### DIRECTIONS
Go through the material and pull out every line with the string "magnitude" in it.

== MATERIAL SUPPLIED ==

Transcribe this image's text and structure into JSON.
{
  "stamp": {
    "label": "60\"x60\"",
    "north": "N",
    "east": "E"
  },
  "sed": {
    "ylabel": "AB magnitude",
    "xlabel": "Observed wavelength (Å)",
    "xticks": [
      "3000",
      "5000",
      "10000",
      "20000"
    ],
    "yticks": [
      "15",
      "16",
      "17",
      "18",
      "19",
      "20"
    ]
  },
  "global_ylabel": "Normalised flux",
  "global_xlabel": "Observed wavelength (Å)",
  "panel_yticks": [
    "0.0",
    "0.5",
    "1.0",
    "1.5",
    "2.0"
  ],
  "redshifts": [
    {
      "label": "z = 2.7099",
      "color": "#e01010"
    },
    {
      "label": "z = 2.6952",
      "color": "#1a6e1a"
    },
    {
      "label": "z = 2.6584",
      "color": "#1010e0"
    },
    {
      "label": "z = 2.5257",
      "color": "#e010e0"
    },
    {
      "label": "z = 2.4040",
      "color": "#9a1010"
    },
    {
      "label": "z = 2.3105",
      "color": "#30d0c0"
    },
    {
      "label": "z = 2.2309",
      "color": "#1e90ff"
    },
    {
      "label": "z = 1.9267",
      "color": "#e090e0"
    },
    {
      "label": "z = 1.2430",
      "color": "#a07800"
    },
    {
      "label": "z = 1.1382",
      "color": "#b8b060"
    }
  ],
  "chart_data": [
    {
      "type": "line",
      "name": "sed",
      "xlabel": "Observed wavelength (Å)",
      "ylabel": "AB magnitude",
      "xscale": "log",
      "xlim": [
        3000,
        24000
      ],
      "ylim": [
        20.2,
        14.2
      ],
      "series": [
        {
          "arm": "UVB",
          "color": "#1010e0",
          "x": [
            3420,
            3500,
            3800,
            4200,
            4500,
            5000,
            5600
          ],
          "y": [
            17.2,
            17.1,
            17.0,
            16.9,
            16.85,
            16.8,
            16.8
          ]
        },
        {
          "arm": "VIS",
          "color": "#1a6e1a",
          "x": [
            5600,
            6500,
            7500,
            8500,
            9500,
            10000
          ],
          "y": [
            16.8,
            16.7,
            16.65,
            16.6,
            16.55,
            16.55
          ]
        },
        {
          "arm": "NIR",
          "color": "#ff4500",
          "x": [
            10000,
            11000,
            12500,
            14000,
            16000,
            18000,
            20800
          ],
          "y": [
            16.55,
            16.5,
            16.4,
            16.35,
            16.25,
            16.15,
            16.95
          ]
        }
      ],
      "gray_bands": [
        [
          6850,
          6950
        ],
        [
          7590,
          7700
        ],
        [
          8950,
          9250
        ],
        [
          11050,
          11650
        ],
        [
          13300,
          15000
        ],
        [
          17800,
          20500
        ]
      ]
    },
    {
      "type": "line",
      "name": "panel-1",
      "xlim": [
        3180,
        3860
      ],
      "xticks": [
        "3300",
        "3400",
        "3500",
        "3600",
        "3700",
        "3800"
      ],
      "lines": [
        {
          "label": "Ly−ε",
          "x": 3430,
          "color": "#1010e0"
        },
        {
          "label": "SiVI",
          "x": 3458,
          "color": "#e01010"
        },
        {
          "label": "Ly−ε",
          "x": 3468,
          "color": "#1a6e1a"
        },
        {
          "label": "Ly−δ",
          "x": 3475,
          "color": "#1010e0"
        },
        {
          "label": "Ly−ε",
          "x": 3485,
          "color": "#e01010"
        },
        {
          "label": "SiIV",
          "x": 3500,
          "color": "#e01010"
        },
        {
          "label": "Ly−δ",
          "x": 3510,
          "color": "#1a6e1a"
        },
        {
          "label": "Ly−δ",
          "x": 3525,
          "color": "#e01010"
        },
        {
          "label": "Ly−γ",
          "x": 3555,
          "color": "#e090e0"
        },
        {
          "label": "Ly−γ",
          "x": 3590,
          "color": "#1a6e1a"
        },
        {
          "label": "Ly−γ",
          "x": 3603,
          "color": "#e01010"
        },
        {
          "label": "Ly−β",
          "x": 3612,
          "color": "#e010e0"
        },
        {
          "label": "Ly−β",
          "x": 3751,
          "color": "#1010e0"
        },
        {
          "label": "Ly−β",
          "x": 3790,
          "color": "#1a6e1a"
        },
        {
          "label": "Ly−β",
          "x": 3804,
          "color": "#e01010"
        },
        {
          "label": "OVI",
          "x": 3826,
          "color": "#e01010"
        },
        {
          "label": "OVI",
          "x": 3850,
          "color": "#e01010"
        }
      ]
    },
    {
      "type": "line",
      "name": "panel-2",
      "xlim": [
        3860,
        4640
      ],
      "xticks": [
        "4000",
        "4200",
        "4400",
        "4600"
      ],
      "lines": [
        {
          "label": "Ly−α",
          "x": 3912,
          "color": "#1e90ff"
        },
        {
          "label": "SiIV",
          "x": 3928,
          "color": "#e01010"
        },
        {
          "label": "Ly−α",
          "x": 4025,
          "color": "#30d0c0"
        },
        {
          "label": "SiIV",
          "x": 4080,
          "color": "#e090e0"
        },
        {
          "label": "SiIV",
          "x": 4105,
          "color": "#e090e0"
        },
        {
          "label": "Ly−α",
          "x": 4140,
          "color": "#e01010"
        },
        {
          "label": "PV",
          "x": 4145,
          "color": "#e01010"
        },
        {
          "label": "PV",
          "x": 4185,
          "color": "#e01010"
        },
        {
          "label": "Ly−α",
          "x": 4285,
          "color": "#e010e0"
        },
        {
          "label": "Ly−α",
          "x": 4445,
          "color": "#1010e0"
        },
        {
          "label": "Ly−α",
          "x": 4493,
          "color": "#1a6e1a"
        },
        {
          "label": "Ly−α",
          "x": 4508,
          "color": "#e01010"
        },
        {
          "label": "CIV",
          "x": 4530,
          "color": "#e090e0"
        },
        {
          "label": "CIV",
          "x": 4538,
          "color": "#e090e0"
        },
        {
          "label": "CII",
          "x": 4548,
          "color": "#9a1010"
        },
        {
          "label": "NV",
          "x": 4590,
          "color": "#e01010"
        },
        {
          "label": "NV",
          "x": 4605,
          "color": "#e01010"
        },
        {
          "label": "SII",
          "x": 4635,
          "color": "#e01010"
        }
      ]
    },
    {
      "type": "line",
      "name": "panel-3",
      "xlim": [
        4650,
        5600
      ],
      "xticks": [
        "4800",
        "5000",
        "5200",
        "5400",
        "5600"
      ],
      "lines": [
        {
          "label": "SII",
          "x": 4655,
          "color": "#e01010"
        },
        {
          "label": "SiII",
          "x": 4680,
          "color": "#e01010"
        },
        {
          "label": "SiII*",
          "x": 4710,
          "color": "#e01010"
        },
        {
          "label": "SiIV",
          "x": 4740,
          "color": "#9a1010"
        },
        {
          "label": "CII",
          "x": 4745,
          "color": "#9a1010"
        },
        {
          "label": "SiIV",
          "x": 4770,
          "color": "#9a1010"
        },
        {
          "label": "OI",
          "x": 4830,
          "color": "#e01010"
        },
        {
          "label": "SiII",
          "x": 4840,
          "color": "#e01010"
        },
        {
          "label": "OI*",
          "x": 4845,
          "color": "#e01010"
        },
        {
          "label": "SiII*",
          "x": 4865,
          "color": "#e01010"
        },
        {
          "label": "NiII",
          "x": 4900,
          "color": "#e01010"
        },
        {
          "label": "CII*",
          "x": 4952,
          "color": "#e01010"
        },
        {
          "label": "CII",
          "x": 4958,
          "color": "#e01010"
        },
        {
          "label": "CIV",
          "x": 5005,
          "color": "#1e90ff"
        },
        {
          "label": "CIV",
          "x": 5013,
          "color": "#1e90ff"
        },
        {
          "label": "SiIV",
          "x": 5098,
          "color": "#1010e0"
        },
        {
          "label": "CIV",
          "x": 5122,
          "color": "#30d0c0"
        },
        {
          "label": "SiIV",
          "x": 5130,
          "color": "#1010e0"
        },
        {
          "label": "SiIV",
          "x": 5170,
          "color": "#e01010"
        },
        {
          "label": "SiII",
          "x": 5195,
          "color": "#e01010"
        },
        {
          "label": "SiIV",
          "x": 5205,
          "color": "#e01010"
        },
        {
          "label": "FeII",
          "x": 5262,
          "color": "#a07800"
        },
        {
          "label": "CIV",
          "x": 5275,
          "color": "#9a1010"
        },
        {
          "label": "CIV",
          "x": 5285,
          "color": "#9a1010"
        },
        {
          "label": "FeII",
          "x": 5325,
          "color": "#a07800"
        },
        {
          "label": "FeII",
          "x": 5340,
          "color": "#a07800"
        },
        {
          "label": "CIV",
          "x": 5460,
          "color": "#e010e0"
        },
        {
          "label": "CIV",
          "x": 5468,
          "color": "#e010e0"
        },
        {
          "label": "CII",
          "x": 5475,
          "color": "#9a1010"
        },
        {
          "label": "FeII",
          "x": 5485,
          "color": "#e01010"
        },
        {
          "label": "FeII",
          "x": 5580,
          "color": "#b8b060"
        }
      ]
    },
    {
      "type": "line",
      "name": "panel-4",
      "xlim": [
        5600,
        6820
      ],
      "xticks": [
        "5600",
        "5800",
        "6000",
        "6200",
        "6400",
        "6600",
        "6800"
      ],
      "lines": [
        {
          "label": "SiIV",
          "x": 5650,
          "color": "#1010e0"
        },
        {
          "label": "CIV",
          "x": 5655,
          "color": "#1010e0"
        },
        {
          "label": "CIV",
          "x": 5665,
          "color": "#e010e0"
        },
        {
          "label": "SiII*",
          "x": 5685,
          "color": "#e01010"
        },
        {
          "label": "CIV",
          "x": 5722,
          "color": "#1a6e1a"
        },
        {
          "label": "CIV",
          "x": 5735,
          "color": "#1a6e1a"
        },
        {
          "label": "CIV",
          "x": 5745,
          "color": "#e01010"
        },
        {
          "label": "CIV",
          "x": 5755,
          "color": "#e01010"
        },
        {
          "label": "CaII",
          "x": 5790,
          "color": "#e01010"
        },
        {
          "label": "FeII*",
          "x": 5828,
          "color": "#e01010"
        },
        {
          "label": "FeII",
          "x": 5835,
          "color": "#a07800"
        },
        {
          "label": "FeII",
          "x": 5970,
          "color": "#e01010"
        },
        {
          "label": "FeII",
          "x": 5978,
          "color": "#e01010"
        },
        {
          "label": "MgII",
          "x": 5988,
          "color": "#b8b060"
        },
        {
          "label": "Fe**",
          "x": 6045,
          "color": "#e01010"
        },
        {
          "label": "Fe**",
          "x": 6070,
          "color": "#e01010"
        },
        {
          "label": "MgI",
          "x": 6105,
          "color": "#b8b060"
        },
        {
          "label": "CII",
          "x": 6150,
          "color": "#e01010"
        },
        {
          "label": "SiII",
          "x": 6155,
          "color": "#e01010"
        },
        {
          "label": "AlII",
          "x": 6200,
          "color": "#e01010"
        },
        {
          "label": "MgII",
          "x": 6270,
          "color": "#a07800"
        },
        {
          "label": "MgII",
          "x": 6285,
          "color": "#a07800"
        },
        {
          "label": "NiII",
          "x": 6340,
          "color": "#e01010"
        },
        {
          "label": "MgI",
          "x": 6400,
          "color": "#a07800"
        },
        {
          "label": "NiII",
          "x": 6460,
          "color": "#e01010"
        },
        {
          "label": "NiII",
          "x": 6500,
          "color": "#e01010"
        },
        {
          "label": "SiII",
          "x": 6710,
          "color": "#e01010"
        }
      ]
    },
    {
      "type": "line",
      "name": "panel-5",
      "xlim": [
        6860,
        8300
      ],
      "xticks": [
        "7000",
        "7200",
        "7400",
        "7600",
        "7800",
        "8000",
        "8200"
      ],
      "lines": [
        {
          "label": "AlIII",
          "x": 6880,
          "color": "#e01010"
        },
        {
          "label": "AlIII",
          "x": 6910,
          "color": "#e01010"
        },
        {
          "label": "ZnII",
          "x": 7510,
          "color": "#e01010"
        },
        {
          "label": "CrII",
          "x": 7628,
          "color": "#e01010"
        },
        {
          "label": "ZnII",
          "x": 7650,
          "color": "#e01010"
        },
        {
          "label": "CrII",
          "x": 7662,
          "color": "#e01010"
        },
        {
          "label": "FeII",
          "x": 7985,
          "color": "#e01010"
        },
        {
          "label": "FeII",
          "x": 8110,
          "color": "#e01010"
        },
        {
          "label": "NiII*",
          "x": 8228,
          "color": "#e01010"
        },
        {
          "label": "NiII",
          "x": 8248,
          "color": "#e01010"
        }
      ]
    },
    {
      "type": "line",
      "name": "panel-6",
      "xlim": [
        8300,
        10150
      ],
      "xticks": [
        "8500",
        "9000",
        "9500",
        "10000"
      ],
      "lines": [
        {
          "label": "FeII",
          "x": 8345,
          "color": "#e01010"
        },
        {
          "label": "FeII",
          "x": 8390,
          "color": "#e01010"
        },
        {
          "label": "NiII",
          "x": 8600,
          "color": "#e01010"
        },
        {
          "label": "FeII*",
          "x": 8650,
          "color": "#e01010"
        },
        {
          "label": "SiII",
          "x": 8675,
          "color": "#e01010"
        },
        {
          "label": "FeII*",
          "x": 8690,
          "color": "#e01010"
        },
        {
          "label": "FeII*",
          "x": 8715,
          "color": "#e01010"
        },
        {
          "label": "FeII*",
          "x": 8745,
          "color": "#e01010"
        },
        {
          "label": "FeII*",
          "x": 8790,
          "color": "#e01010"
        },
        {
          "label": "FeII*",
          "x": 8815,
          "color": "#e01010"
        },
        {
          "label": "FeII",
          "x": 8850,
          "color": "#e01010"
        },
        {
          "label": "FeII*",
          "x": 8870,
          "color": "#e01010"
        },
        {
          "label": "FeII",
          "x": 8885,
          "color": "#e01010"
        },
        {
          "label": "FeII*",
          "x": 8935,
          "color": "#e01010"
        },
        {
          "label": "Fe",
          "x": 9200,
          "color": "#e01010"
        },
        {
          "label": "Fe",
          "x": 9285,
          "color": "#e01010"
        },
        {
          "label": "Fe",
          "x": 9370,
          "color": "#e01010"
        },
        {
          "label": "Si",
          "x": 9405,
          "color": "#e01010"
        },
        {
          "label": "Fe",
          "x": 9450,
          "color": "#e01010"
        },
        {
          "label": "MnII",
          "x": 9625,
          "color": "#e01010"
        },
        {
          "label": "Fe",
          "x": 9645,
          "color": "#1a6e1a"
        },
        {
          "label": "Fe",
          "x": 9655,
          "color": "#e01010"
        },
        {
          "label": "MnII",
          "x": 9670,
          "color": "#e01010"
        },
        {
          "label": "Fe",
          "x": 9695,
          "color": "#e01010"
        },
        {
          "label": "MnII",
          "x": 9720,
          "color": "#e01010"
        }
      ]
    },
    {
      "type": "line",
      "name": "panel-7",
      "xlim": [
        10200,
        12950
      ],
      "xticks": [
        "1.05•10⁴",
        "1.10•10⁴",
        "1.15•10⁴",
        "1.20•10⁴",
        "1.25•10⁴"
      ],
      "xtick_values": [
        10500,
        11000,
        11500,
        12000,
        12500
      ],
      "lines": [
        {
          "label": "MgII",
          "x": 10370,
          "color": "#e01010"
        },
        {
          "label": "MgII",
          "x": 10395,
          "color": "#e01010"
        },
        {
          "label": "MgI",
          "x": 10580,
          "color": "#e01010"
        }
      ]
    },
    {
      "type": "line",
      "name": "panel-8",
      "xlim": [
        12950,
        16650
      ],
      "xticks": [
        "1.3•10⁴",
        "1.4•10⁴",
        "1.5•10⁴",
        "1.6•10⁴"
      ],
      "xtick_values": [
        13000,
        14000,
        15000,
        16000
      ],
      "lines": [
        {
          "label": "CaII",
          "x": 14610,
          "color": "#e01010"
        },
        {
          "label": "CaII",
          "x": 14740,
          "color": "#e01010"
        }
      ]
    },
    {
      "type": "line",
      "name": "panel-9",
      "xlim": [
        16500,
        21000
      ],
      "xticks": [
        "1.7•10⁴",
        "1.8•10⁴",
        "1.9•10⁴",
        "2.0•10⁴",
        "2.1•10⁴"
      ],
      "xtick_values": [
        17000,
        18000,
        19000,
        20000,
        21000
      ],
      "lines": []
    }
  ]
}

===

### FULL RESPONSE
    "ylabel": "AB magnitude",
      "ylabel": "AB magnitude",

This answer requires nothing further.